**RECORDS FOR PROCESSING**
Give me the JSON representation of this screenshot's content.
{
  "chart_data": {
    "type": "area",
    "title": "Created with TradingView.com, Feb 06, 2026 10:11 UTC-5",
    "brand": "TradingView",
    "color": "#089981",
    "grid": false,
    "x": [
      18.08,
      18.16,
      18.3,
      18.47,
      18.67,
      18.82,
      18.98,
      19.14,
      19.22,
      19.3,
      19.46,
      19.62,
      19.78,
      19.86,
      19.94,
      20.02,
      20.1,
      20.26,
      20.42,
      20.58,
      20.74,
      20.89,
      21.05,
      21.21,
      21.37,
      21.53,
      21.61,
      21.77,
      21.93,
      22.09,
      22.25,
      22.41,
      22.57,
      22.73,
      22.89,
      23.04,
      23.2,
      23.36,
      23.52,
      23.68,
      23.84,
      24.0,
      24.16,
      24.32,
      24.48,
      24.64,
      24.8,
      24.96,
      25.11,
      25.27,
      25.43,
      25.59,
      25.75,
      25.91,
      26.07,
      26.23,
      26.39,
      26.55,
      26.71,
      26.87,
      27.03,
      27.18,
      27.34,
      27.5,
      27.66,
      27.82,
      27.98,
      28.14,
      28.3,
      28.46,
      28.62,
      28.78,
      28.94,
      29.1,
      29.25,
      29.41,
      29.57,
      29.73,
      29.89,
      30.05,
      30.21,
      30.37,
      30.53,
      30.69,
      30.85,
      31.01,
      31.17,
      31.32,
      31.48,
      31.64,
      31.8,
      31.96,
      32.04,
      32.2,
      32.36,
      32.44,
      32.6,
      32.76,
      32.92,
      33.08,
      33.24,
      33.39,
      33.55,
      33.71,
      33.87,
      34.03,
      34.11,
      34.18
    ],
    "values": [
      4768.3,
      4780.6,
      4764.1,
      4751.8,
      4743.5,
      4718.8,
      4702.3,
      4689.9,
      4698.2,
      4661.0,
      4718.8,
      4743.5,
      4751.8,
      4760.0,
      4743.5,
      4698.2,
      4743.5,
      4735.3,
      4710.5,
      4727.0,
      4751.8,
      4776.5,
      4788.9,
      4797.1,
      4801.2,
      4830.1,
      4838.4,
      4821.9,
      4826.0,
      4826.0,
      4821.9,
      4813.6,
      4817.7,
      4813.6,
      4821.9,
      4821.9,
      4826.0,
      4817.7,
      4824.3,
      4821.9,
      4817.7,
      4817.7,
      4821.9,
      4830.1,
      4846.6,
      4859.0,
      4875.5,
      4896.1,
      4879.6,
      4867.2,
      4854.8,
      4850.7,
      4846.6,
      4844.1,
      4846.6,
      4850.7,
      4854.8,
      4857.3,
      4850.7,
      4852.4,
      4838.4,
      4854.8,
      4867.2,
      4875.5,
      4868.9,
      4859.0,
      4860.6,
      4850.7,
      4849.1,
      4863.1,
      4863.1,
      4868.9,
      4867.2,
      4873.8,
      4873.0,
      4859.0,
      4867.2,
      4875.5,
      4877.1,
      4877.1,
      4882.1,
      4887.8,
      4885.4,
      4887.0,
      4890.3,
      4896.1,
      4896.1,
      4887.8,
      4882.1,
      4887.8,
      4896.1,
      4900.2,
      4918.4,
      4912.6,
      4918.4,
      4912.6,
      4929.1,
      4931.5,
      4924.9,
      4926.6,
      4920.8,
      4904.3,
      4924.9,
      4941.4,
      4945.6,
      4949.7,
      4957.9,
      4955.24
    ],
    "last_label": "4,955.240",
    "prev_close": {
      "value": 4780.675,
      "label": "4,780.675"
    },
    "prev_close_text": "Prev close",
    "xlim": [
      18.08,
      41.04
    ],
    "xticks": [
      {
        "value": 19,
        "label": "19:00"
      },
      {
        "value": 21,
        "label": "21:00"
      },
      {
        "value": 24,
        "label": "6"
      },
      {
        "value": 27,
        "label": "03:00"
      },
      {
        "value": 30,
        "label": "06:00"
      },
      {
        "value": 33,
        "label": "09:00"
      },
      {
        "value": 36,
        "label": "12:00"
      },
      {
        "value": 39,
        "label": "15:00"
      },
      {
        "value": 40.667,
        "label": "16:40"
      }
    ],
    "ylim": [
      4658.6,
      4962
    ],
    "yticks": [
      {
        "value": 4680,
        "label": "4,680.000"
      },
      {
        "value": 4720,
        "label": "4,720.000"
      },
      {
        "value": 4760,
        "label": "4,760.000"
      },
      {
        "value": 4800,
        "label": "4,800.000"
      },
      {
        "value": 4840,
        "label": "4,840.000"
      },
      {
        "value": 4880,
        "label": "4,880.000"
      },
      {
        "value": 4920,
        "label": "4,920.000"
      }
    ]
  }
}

**YOUR INSTRUCTIONS**
In the records above, locate each line with the word "TradingView". Copy all such lines.

**FINAL RESULT**
    "title": "Created with TradingView.com, Feb 06, 2026 10:11 UTC-5",
    "brand": "TradingView",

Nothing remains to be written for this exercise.